Show every line below where "Brabon" can be found.
....
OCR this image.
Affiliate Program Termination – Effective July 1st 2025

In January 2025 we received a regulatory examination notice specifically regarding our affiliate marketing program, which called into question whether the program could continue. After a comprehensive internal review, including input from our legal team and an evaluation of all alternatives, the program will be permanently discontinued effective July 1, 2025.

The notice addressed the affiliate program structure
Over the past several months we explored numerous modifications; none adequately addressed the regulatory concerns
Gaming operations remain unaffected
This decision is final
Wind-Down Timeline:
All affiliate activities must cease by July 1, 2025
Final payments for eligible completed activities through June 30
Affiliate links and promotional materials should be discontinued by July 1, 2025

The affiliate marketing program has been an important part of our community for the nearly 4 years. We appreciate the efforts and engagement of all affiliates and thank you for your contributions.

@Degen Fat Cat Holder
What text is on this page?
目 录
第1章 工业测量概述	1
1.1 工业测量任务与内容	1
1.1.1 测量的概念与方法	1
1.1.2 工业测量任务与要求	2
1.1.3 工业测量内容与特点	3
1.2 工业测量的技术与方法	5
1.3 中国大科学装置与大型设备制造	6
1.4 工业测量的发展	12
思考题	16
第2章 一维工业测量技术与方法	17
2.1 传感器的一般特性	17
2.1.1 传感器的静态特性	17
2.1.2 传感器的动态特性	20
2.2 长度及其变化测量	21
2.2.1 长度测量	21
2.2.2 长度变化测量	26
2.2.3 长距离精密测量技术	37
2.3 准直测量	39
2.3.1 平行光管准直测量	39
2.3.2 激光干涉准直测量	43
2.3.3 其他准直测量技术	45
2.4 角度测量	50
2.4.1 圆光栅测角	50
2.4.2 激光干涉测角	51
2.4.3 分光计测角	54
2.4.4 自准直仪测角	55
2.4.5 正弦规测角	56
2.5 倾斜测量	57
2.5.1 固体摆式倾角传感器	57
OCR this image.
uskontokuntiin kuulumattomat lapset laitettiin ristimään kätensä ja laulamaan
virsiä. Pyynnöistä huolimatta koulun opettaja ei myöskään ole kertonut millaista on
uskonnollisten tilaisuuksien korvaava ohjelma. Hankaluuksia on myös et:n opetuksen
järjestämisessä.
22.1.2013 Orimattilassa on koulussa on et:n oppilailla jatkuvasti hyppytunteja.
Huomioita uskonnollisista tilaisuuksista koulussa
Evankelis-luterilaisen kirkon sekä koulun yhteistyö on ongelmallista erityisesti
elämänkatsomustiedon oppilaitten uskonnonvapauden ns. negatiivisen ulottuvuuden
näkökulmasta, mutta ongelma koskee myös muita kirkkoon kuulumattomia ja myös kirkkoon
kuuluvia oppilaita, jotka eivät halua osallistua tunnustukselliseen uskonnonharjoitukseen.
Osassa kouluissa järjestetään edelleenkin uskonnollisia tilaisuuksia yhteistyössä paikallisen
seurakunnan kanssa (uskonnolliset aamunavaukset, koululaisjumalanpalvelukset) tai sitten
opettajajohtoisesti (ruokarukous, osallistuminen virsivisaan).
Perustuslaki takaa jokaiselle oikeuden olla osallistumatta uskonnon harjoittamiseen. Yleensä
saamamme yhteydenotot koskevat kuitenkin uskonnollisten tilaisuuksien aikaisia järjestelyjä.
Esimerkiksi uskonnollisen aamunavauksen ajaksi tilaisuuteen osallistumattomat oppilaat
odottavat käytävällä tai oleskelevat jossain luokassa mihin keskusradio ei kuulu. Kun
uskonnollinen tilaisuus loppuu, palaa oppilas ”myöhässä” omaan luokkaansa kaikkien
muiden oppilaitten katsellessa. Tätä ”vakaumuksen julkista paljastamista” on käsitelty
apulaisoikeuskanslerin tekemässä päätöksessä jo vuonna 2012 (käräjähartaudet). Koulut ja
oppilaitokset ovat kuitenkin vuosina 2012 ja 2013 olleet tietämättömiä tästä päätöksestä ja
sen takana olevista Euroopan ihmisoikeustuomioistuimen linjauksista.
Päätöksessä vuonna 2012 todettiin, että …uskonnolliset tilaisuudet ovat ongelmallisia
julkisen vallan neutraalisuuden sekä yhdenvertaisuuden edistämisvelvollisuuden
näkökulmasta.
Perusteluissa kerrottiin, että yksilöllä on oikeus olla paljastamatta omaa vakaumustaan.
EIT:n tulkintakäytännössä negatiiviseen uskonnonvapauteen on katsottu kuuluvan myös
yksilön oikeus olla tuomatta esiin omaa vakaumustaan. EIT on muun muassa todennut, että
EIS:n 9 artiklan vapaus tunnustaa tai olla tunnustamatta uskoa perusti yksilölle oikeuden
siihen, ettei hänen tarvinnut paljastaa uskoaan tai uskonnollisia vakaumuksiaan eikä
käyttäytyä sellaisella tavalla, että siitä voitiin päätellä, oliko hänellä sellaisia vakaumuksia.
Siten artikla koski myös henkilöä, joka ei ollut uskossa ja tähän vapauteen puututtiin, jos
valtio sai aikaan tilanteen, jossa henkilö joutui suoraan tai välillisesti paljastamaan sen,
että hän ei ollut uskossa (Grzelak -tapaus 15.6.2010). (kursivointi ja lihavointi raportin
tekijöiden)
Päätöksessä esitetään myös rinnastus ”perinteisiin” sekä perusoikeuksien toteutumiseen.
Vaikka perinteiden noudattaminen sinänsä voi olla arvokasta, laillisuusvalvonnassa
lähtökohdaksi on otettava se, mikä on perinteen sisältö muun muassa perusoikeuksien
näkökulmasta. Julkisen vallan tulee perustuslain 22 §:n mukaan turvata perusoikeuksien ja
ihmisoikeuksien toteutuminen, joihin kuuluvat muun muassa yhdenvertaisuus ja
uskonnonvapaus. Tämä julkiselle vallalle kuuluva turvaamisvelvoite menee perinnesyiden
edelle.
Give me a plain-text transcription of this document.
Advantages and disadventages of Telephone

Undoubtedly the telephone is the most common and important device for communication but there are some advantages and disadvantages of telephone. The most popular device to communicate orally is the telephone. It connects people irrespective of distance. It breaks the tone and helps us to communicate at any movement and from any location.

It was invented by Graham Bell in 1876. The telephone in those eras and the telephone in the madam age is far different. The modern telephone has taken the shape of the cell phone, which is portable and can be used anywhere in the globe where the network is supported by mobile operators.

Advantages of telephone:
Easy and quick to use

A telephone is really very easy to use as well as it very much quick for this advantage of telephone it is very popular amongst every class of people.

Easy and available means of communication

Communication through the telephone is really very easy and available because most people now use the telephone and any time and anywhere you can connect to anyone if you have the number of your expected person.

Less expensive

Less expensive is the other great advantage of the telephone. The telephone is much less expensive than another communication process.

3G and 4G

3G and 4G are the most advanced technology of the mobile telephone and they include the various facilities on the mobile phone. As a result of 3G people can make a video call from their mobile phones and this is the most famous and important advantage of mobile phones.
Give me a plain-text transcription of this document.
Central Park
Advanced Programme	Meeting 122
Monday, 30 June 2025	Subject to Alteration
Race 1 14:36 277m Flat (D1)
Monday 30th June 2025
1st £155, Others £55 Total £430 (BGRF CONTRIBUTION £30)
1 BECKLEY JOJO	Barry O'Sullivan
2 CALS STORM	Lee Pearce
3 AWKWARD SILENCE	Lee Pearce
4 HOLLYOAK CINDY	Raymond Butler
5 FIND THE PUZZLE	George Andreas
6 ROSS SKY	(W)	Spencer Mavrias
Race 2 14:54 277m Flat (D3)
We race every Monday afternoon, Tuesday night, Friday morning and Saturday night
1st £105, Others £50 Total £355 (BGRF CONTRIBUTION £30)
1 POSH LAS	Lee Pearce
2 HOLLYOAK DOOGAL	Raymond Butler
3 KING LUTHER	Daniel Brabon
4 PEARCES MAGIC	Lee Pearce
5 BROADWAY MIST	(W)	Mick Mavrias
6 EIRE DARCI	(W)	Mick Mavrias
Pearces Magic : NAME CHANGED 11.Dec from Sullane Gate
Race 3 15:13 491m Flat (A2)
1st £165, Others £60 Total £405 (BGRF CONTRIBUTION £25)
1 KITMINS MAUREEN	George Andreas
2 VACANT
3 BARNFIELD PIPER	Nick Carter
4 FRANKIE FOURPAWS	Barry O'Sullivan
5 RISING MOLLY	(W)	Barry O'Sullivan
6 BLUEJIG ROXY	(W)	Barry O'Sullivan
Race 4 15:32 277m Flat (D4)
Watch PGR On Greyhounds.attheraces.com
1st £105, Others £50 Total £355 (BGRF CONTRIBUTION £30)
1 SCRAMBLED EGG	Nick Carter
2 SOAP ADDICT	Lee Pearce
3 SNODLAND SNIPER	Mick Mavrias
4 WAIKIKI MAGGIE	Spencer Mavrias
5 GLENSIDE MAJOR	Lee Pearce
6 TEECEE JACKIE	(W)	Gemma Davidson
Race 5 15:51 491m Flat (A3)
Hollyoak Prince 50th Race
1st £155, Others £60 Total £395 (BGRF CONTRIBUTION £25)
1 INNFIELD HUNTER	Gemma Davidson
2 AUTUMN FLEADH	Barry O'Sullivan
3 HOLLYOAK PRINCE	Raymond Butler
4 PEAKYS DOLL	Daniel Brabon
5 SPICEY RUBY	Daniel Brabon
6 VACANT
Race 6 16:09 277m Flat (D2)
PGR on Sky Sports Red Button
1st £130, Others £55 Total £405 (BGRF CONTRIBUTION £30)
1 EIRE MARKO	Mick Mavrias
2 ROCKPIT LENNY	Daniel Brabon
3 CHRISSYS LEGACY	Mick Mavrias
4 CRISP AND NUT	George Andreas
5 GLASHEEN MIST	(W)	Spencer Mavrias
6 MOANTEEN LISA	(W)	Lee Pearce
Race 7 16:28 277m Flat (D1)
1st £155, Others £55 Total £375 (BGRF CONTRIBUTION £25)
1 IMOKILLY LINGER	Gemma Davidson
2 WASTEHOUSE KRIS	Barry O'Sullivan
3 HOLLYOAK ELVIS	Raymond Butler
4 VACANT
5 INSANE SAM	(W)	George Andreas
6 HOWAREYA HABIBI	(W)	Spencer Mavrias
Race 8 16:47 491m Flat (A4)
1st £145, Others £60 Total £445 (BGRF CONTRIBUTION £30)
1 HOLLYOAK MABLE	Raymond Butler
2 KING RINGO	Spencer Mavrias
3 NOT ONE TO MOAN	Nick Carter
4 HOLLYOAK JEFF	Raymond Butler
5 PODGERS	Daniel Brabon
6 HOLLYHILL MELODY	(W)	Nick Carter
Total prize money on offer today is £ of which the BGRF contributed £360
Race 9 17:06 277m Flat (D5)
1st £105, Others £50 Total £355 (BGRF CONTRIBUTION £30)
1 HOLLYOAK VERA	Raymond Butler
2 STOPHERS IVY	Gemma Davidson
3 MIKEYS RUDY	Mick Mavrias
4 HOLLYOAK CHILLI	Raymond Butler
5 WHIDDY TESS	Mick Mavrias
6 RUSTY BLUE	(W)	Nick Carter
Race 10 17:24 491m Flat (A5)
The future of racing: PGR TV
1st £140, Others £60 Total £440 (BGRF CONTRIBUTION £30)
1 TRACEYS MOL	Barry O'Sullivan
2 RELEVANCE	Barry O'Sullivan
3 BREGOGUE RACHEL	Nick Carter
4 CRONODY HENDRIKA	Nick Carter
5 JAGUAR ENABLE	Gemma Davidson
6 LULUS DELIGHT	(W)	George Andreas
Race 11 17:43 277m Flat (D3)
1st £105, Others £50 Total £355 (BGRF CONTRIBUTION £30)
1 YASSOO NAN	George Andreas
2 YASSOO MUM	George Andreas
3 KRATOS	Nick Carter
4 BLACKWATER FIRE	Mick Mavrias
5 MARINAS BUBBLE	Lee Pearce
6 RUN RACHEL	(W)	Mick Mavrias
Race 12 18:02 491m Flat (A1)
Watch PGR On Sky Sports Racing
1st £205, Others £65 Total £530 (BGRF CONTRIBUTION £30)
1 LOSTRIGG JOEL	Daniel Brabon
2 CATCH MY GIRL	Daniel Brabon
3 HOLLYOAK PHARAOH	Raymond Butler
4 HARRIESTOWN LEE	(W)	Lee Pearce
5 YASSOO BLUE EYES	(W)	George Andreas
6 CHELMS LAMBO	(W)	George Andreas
....
▶ **Full answer**:
3 KING LUTHER	Daniel Brabon
4 PEAKYS DOLL	Daniel Brabon
5 SPICEY RUBY	Daniel Brabon
2 ROCKPIT LENNY	Daniel Brabon
5 PODGERS	Daniel Brabon
1 LOSTRIGG JOEL	Daniel Brabon
2 CATCH MY GIRL	Daniel Brabon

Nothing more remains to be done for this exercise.